**Work instructions**: Reproduce the lines verbatim, starting at the first line and ending at the line that contains "trajectory-dot: [242, 316, 250, 324]".

◆ ◆ ◆ ◆ ◆

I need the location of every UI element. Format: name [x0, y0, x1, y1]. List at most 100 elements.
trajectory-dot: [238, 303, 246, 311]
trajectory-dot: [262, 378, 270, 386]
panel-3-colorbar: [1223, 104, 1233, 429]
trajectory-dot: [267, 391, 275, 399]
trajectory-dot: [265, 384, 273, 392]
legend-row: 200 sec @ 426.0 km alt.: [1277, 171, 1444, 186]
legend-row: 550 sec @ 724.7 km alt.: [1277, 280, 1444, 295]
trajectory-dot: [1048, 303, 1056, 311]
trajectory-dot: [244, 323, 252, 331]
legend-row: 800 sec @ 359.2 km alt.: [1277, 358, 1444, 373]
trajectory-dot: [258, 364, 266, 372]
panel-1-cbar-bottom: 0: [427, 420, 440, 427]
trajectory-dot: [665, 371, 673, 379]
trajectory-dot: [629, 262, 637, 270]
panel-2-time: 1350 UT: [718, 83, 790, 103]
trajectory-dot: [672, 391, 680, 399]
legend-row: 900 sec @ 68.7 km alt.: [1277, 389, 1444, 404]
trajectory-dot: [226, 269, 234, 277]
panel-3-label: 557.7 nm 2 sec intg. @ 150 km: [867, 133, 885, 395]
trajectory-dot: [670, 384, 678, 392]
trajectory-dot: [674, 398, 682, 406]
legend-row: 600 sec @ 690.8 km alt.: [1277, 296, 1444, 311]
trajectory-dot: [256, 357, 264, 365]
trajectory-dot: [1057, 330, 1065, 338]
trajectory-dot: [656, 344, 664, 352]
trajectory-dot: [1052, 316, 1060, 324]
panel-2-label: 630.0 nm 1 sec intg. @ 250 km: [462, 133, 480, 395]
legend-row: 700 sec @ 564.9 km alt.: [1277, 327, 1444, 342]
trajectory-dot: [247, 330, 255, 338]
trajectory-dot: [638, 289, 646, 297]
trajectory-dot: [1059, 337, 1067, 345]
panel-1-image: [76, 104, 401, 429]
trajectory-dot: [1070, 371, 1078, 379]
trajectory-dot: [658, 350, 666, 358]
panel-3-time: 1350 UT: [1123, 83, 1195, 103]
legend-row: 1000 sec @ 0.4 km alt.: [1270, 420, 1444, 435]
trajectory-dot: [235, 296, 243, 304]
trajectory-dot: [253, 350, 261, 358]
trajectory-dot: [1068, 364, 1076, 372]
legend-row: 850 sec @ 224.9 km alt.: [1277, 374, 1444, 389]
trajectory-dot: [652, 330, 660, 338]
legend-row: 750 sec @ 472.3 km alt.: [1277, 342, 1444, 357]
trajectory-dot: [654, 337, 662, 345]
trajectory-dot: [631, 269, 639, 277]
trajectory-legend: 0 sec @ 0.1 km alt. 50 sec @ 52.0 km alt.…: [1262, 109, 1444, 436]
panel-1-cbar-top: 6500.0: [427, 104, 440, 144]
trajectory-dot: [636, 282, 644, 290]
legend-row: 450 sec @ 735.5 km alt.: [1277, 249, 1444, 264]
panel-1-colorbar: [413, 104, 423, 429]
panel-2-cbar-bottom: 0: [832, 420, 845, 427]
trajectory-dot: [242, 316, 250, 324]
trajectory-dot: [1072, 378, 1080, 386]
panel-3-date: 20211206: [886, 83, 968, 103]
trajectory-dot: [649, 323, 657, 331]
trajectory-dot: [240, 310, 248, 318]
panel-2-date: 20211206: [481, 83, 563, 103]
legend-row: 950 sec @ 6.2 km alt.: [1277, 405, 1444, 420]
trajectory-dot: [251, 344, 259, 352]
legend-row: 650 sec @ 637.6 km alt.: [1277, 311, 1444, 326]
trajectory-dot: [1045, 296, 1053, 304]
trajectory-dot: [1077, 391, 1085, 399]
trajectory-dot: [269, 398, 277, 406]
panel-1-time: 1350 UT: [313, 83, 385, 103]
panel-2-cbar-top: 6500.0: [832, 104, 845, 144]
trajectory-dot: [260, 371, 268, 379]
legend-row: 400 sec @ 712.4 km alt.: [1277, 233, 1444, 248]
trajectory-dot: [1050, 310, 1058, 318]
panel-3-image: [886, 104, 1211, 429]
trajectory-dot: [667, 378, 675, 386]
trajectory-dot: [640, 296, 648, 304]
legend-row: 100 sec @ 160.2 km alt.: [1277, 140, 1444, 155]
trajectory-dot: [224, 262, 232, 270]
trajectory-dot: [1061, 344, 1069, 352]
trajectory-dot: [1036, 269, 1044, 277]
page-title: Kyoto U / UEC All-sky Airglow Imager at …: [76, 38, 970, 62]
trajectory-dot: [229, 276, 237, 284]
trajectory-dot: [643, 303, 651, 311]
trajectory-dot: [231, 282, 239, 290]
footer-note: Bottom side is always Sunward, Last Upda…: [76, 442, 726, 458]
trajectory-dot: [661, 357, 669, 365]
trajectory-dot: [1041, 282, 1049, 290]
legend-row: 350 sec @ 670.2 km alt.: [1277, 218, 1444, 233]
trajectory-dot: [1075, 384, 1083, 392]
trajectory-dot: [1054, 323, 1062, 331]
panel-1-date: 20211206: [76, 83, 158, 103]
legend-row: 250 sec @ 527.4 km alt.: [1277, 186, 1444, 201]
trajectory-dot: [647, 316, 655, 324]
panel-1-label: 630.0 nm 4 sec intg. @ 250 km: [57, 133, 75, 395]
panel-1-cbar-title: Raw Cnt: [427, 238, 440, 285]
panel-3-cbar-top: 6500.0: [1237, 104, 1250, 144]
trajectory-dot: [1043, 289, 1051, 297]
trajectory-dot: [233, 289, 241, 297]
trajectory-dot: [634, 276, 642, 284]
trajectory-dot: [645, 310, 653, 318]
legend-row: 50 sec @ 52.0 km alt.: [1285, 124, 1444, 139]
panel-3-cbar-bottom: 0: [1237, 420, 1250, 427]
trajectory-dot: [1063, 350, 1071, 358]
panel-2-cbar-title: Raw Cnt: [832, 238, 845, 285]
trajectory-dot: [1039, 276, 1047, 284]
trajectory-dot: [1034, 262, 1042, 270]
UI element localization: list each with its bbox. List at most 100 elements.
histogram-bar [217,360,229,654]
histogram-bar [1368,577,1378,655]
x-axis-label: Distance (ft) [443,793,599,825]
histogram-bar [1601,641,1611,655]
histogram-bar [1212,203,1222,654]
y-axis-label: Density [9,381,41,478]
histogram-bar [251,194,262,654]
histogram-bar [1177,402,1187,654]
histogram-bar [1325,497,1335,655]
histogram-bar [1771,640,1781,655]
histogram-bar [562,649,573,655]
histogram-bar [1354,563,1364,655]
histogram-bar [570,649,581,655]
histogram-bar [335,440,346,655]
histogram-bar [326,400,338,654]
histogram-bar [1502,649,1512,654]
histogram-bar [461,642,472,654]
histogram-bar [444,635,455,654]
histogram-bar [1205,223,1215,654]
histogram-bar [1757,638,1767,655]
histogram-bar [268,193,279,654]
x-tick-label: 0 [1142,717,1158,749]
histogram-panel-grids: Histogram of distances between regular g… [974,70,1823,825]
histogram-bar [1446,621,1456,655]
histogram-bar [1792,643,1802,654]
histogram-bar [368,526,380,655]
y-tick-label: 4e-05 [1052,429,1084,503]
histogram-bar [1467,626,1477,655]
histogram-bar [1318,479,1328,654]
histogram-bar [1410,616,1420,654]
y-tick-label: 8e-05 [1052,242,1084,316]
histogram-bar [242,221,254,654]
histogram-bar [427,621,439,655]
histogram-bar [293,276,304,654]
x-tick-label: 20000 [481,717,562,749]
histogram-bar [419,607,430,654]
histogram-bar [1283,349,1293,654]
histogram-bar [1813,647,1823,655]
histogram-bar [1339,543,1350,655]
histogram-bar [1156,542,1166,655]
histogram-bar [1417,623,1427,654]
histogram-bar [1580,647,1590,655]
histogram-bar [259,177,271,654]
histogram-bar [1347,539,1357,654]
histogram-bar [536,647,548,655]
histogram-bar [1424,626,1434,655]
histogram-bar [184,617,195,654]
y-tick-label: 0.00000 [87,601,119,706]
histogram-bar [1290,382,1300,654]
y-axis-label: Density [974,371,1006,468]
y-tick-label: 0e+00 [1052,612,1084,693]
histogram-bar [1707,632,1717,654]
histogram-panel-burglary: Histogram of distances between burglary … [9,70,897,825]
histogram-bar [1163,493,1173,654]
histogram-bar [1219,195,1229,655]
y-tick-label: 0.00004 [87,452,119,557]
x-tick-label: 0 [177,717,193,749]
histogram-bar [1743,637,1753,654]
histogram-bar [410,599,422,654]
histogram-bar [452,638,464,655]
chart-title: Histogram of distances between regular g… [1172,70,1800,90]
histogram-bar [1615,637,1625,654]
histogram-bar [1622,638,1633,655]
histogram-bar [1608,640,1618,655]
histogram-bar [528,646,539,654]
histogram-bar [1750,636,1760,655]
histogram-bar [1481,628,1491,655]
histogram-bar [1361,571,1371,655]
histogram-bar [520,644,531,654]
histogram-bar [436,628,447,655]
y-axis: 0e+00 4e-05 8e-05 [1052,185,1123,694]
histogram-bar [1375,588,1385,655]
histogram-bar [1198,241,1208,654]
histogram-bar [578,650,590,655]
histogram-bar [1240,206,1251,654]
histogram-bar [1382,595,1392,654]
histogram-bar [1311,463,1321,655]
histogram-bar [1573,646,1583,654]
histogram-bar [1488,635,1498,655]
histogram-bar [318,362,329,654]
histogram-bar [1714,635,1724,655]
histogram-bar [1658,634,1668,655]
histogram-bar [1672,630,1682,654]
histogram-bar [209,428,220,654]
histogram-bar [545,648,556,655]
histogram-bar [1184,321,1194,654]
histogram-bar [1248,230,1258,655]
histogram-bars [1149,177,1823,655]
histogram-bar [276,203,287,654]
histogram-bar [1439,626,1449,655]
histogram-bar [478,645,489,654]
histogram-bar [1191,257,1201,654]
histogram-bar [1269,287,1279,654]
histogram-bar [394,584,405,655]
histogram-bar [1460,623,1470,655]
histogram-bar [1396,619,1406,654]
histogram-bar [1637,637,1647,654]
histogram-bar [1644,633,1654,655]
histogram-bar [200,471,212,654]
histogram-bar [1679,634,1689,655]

◆ ◆ ◆ ◆ ◆

**Full answer**:
I need the location of every UI element. Format: name [x0, y0, x1, y1]. List at most 100 elements.
trajectory-dot: [238, 303, 246, 311]
trajectory-dot: [262, 378, 270, 386]
panel-3-colorbar: [1223, 104, 1233, 429]
trajectory-dot: [267, 391, 275, 399]
trajectory-dot: [265, 384, 273, 392]
legend-row: 200 sec @ 426.0 km alt.: [1277, 171, 1444, 186]
legend-row: 550 sec @ 724.7 km alt.: [1277, 280, 1444, 295]
trajectory-dot: [1048, 303, 1056, 311]
trajectory-dot: [244, 323, 252, 331]
legend-row: 800 sec @ 359.2 km alt.: [1277, 358, 1444, 373]
trajectory-dot: [258, 364, 266, 372]
panel-1-cbar-bottom: 0: [427, 420, 440, 427]
trajectory-dot: [665, 371, 673, 379]
trajectory-dot: [629, 262, 637, 270]
panel-2-time: 1350 UT: [718, 83, 790, 103]
trajectory-dot: [672, 391, 680, 399]
legend-row: 900 sec @ 68.7 km alt.: [1277, 389, 1444, 404]
trajectory-dot: [226, 269, 234, 277]
panel-3-label: 557.7 nm 2 sec intg. @ 150 km: [867, 133, 885, 395]
trajectory-dot: [670, 384, 678, 392]
trajectory-dot: [674, 398, 682, 406]
legend-row: 600 sec @ 690.8 km alt.: [1277, 296, 1444, 311]
trajectory-dot: [256, 357, 264, 365]
trajectory-dot: [1057, 330, 1065, 338]
trajectory-dot: [656, 344, 664, 352]
trajectory-dot: [1052, 316, 1060, 324]
panel-2-label: 630.0 nm 1 sec intg. @ 250 km: [462, 133, 480, 395]
legend-row: 700 sec @ 564.9 km alt.: [1277, 327, 1444, 342]
trajectory-dot: [247, 330, 255, 338]
trajectory-dot: [638, 289, 646, 297]
trajectory-dot: [1059, 337, 1067, 345]
panel-1-image: [76, 104, 401, 429]
trajectory-dot: [1070, 371, 1078, 379]
trajectory-dot: [658, 350, 666, 358]
panel-3-time: 1350 UT: [1123, 83, 1195, 103]
legend-row: 1000 sec @ 0.4 km alt.: [1270, 420, 1444, 435]
trajectory-dot: [235, 296, 243, 304]
trajectory-dot: [253, 350, 261, 358]
trajectory-dot: [1068, 364, 1076, 372]
legend-row: 850 sec @ 224.9 km alt.: [1277, 374, 1444, 389]
trajectory-dot: [652, 330, 660, 338]
legend-row: 750 sec @ 472.3 km alt.: [1277, 342, 1444, 357]
trajectory-dot: [654, 337, 662, 345]
trajectory-dot: [631, 269, 639, 277]
trajectory-legend: 0 sec @ 0.1 km alt. 50 sec @ 52.0 km alt.…: [1262, 109, 1444, 436]
panel-1-cbar-top: 6500.0: [427, 104, 440, 144]
trajectory-dot: [636, 282, 644, 290]
legend-row: 450 sec @ 735.5 km alt.: [1277, 249, 1444, 264]
panel-1-colorbar: [413, 104, 423, 429]
panel-2-cbar-bottom: 0: [832, 420, 845, 427]
trajectory-dot: [242, 316, 250, 324]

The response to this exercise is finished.